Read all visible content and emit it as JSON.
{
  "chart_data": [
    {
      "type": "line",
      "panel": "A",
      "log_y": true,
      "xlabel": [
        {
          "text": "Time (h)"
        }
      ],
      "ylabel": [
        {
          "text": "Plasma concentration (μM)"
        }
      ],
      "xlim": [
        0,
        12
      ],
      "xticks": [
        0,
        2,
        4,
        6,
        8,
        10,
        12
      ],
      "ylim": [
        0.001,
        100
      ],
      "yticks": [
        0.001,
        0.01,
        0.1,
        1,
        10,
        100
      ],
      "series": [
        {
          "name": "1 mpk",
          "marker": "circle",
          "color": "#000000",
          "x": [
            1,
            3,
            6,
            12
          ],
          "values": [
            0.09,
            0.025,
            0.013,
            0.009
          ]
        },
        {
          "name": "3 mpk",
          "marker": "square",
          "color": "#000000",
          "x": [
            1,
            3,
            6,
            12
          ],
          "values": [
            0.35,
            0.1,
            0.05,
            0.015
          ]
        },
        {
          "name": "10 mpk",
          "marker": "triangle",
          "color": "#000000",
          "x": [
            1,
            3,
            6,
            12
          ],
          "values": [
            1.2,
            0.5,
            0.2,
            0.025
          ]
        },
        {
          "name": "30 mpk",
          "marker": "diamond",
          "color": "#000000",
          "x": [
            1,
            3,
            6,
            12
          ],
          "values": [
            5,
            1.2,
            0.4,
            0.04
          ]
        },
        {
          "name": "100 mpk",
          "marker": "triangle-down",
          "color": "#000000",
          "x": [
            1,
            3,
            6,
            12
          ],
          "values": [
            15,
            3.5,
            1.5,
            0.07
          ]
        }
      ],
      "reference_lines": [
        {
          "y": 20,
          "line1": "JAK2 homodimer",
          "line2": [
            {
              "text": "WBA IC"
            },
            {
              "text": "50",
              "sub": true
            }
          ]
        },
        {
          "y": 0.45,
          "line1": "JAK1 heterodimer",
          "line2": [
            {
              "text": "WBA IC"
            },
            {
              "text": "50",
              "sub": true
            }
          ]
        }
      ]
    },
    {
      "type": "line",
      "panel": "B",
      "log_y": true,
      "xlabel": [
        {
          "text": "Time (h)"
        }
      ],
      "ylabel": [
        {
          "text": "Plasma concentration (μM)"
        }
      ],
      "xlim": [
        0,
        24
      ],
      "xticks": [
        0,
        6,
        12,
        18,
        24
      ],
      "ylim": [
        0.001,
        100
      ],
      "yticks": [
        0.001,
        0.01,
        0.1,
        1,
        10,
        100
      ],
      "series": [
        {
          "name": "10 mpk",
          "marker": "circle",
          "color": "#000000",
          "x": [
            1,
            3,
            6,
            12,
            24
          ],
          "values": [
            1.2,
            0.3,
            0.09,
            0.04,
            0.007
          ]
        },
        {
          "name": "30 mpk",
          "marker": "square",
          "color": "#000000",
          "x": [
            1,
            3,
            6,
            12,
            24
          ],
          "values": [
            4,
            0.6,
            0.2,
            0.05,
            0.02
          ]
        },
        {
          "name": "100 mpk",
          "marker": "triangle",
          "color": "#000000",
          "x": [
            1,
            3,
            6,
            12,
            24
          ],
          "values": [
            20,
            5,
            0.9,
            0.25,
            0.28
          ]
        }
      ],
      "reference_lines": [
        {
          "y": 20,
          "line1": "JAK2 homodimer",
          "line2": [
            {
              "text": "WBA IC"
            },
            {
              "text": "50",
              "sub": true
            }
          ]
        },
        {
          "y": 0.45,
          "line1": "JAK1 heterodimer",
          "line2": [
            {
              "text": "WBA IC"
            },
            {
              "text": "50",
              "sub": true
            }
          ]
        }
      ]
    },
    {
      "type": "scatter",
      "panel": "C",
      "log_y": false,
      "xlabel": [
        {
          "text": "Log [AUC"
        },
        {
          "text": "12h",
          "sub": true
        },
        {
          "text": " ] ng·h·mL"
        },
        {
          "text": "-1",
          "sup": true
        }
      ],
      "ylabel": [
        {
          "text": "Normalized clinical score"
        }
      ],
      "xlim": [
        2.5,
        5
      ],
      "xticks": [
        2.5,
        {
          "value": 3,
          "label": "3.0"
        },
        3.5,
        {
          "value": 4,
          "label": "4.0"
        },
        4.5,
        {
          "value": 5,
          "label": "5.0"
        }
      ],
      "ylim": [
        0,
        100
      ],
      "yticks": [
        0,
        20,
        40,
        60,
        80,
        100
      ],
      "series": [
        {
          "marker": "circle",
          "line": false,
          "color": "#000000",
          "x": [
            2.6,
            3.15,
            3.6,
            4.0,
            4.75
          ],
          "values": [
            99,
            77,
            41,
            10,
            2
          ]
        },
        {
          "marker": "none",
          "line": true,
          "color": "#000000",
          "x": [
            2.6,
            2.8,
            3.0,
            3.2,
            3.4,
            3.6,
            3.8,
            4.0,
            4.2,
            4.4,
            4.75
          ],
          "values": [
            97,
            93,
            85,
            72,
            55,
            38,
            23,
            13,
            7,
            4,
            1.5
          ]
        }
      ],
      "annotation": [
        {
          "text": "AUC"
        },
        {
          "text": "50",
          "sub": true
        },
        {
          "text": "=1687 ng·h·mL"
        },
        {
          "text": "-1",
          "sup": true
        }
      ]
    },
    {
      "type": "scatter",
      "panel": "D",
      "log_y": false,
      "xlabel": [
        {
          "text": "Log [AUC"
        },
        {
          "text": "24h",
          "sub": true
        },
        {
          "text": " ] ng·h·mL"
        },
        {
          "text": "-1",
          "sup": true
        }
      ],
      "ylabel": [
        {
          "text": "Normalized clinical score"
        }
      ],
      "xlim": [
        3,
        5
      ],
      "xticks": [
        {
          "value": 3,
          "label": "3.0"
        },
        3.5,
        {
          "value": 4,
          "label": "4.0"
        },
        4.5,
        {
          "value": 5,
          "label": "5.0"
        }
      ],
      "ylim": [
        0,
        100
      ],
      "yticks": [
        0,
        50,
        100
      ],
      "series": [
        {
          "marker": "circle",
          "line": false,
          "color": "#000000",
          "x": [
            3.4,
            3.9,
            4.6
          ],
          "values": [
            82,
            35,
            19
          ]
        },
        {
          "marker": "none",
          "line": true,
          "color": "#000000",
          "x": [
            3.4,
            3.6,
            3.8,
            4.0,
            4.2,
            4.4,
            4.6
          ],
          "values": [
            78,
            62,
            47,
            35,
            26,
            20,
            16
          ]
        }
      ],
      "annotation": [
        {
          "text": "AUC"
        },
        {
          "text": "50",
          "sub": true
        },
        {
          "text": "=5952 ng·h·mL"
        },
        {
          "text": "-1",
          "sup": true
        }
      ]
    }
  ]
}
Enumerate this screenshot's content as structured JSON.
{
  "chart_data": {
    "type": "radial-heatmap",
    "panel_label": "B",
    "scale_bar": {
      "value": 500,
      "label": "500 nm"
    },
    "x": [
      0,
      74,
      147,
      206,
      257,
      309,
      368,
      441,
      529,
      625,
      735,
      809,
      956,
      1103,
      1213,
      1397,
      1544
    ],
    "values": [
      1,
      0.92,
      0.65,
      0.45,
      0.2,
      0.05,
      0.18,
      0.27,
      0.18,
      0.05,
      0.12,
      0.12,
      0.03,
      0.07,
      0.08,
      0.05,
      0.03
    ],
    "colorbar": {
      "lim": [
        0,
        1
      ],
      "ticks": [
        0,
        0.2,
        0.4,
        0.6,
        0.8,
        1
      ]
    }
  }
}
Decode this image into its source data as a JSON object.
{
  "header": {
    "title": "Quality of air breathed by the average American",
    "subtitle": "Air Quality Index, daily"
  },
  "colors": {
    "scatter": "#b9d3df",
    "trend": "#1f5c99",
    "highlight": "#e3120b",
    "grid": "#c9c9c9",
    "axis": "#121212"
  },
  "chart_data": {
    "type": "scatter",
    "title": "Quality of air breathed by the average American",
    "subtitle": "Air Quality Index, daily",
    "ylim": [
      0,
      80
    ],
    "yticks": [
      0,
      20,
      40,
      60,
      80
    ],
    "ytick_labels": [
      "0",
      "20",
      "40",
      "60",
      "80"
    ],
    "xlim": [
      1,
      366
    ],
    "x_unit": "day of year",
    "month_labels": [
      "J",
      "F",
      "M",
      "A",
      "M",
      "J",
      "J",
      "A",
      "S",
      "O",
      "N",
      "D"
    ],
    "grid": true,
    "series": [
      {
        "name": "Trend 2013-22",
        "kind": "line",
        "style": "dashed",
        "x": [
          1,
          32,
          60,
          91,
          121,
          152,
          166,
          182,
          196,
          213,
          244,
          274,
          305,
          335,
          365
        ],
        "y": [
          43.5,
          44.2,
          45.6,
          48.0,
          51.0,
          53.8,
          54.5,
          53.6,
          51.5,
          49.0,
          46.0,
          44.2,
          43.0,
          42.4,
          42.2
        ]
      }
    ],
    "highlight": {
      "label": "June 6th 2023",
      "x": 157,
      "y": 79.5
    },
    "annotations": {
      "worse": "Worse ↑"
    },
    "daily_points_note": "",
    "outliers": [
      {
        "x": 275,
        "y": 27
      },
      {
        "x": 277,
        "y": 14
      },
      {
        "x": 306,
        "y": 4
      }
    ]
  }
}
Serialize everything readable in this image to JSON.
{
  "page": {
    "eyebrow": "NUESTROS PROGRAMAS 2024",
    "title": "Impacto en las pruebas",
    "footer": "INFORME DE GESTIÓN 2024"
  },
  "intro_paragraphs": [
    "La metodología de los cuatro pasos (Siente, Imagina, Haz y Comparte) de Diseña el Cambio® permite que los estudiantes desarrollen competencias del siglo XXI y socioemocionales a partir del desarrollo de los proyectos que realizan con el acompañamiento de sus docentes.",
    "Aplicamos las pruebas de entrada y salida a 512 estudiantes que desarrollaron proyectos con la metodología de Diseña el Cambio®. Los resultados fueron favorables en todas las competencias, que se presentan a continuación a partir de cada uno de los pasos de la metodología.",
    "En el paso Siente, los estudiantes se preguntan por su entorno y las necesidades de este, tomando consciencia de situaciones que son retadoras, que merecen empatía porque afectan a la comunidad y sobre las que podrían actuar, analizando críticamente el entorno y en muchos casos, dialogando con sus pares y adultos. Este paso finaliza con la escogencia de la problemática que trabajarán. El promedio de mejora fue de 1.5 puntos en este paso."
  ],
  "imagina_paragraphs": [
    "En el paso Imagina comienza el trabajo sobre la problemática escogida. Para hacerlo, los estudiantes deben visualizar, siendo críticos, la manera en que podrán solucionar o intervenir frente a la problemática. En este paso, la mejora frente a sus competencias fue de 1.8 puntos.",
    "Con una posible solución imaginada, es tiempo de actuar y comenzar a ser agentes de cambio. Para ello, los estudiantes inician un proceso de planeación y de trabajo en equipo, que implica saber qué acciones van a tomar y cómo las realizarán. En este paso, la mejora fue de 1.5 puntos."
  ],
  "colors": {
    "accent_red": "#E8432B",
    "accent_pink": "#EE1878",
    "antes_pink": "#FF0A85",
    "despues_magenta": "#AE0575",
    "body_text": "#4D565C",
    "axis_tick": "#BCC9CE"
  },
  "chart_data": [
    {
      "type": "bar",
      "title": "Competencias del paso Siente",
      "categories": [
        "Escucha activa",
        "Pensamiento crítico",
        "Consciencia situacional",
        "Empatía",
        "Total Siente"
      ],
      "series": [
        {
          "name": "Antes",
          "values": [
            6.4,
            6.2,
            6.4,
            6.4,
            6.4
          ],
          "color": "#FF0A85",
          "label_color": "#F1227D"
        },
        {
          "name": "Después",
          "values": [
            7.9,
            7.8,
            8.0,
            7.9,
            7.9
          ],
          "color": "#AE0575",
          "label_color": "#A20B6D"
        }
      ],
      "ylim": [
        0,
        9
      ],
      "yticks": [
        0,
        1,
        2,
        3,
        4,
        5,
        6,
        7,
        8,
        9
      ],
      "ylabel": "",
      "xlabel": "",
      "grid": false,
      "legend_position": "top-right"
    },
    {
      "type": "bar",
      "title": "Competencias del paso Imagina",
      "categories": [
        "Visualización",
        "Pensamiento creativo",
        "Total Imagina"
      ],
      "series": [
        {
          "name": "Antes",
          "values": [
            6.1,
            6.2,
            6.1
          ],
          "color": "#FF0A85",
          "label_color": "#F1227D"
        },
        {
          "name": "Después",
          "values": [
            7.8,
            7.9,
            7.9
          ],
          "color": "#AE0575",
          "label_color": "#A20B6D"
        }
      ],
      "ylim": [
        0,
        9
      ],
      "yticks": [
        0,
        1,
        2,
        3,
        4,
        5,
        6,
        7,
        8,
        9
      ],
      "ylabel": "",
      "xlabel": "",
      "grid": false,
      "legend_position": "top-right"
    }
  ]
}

·····

Each line in the entries above that includes the string "Pensamiento" should be extracted.

        "Pensamiento crítico",
        "Pensamiento creativo",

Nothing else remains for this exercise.